TASK INPUT –
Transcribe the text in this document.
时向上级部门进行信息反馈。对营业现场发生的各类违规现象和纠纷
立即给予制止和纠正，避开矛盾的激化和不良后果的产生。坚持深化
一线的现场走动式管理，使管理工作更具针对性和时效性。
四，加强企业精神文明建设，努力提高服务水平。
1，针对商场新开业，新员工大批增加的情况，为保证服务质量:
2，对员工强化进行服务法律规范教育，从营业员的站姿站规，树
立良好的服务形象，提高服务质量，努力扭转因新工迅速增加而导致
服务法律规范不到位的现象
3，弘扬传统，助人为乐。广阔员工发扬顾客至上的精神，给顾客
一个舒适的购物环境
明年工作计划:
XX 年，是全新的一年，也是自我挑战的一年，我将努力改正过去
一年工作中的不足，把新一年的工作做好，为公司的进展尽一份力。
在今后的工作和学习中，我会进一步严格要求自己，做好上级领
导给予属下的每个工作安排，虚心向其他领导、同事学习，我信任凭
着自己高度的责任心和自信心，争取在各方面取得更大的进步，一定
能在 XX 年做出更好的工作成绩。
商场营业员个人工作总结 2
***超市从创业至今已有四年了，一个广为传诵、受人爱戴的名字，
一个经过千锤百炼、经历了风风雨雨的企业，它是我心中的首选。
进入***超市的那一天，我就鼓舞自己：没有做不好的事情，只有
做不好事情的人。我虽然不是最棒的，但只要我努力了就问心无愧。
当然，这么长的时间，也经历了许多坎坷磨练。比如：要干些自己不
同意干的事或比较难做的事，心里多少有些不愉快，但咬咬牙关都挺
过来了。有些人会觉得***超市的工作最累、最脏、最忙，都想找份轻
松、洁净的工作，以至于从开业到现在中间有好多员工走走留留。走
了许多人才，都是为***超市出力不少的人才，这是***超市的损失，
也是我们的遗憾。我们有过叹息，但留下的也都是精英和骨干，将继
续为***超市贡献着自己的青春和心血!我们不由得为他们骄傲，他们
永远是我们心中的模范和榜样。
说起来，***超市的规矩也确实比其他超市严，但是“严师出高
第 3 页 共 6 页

TASK BRIEF – Extract the complete listing above, reproducing each line exactly.

EXPECTED ANSWER –
Transcribe the text in this document.
时向上级部门进行信息反馈。对营业现场发生的各类违规现象和纠纷
立即给予制止和纠正，避开矛盾的激化和不良后果的产生。坚持深化
一线的现场走动式管理，使管理工作更具针对性和时效性。
四，加强企业精神文明建设，努力提高服务水平。
1，针对商场新开业，新员工大批增加的情况，为保证服务质量:
2，对员工强化进行服务法律规范教育，从营业员的站姿站规，树
立良好的服务形象，提高服务质量，努力扭转因新工迅速增加而导致
服务法律规范不到位的现象
3，弘扬传统，助人为乐。广阔员工发扬顾客至上的精神，给顾客
一个舒适的购物环境
明年工作计划:
XX 年，是全新的一年，也是自我挑战的一年，我将努力改正过去
一年工作中的不足，把新一年的工作做好，为公司的进展尽一份力。
在今后的工作和学习中，我会进一步严格要求自己，做好上级领
导给予属下的每个工作安排，虚心向其他领导、同事学习，我信任凭
着自己高度的责任心和自信心，争取在各方面取得更大的进步，一定
能在 XX 年做出更好的工作成绩。
商场营业员个人工作总结 2
***超市从创业至今已有四年了，一个广为传诵、受人爱戴的名字，
一个经过千锤百炼、经历了风风雨雨的企业，它是我心中的首选。
进入***超市的那一天，我就鼓舞自己：没有做不好的事情，只有
做不好事情的人。我虽然不是最棒的，但只要我努力了就问心无愧。
当然，这么长的时间，也经历了许多坎坷磨练。比如：要干些自己不
同意干的事或比较难做的事，心里多少有些不愉快，但咬咬牙关都挺
过来了。有些人会觉得***超市的工作最累、最脏、最忙，都想找份轻
松、洁净的工作，以至于从开业到现在中间有好多员工走走留留。走
了许多人才，都是为***超市出力不少的人才，这是***超市的损失，
也是我们的遗憾。我们有过叹息，但留下的也都是精英和骨干，将继
续为***超市贡献着自己的青春和心血!我们不由得为他们骄傲，他们
永远是我们心中的模范和榜样。
说起来，***超市的规矩也确实比其他超市严，但是“严师出高
第 3 页 共 6 页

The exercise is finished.